┌──

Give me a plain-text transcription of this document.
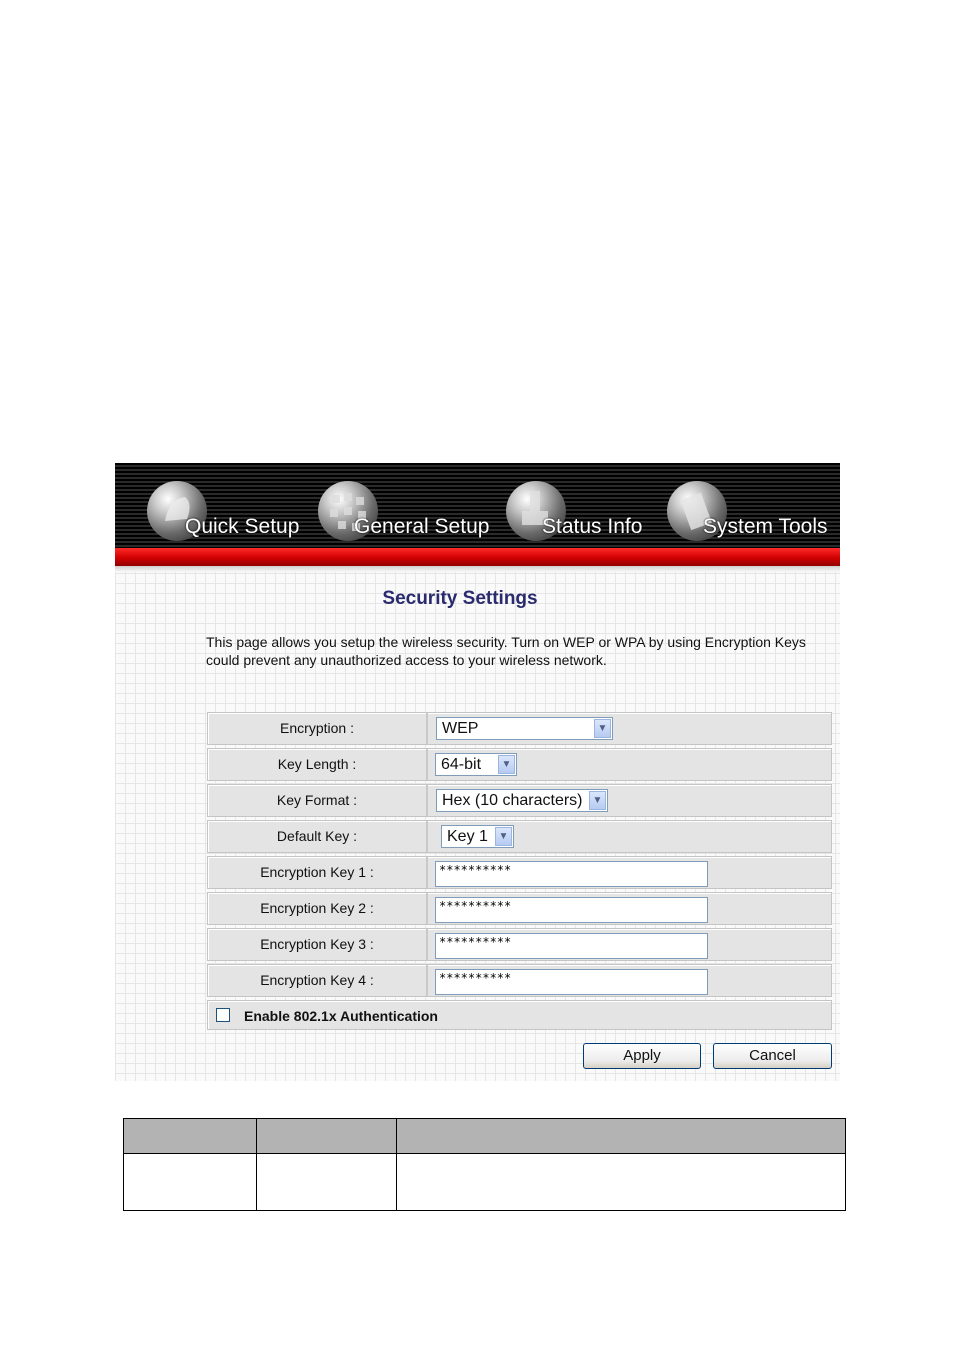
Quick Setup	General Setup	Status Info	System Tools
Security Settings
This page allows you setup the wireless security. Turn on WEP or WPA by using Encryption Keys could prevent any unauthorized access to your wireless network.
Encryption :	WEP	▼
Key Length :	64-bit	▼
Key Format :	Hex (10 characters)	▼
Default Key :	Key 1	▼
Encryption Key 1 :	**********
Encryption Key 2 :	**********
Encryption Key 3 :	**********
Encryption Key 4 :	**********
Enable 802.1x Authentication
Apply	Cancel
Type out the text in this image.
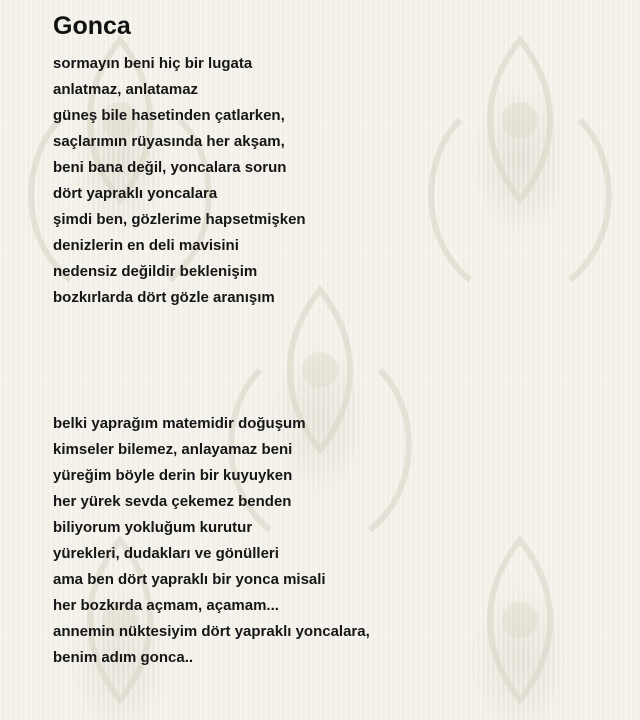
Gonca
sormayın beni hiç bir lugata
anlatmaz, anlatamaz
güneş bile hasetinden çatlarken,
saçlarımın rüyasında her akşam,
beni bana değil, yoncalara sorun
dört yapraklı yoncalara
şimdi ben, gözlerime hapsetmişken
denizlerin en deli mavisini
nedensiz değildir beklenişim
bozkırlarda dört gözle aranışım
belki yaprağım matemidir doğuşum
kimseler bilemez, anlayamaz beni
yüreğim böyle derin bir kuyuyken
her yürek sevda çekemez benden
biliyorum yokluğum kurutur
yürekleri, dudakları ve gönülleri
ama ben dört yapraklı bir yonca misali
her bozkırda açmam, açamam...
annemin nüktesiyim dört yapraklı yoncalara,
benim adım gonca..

└──
┌──

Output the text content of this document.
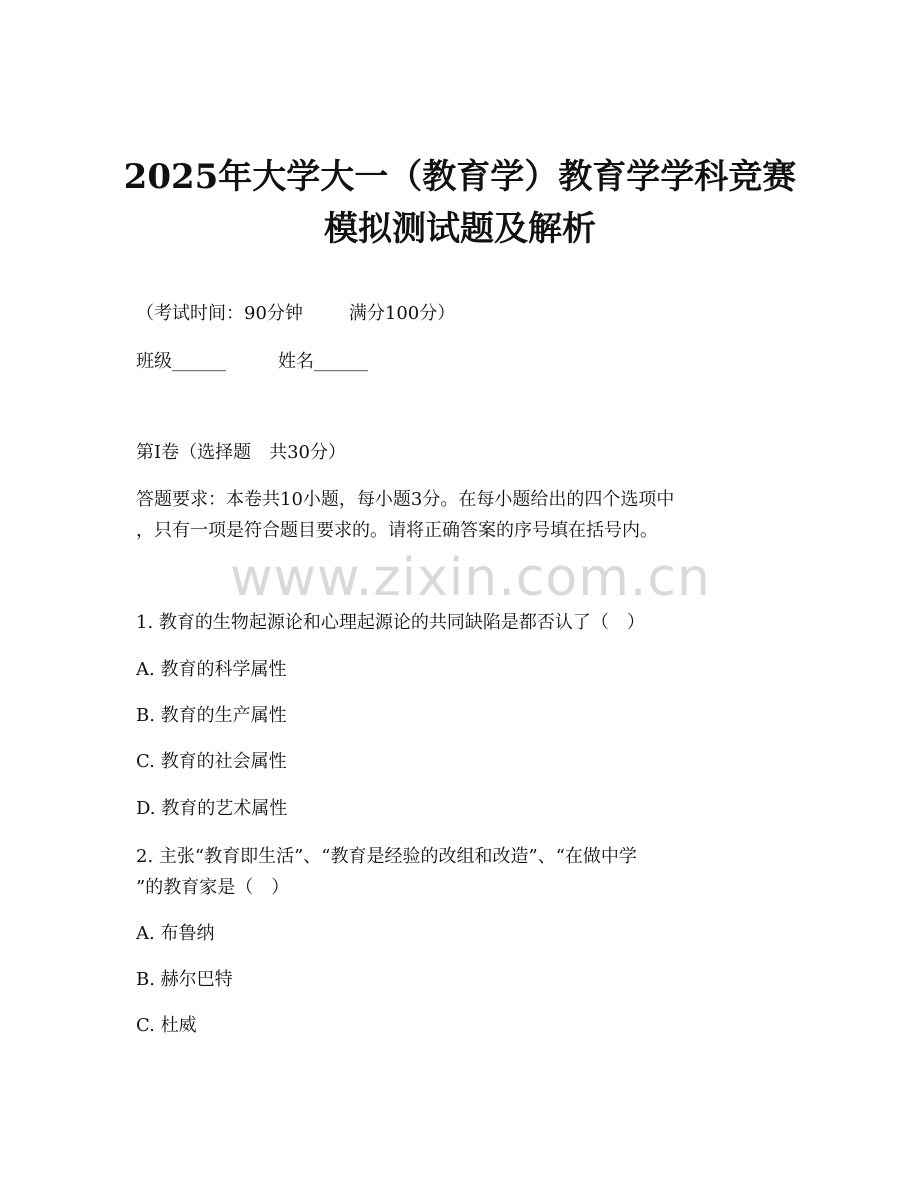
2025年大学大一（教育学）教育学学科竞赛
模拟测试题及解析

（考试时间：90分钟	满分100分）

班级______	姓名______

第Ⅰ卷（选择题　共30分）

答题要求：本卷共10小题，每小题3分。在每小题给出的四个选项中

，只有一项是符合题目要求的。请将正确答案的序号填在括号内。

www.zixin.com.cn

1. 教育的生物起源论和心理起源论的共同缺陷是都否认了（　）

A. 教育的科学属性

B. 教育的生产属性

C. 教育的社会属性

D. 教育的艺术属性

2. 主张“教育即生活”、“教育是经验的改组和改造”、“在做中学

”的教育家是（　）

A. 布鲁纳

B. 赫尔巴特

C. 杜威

└──

■ WORK TO BE COMPLETED
Tell how many lines in the records above contain "yoncalara", giving the number and no other words.

■ RESULT FOR THIS EXERCISE
3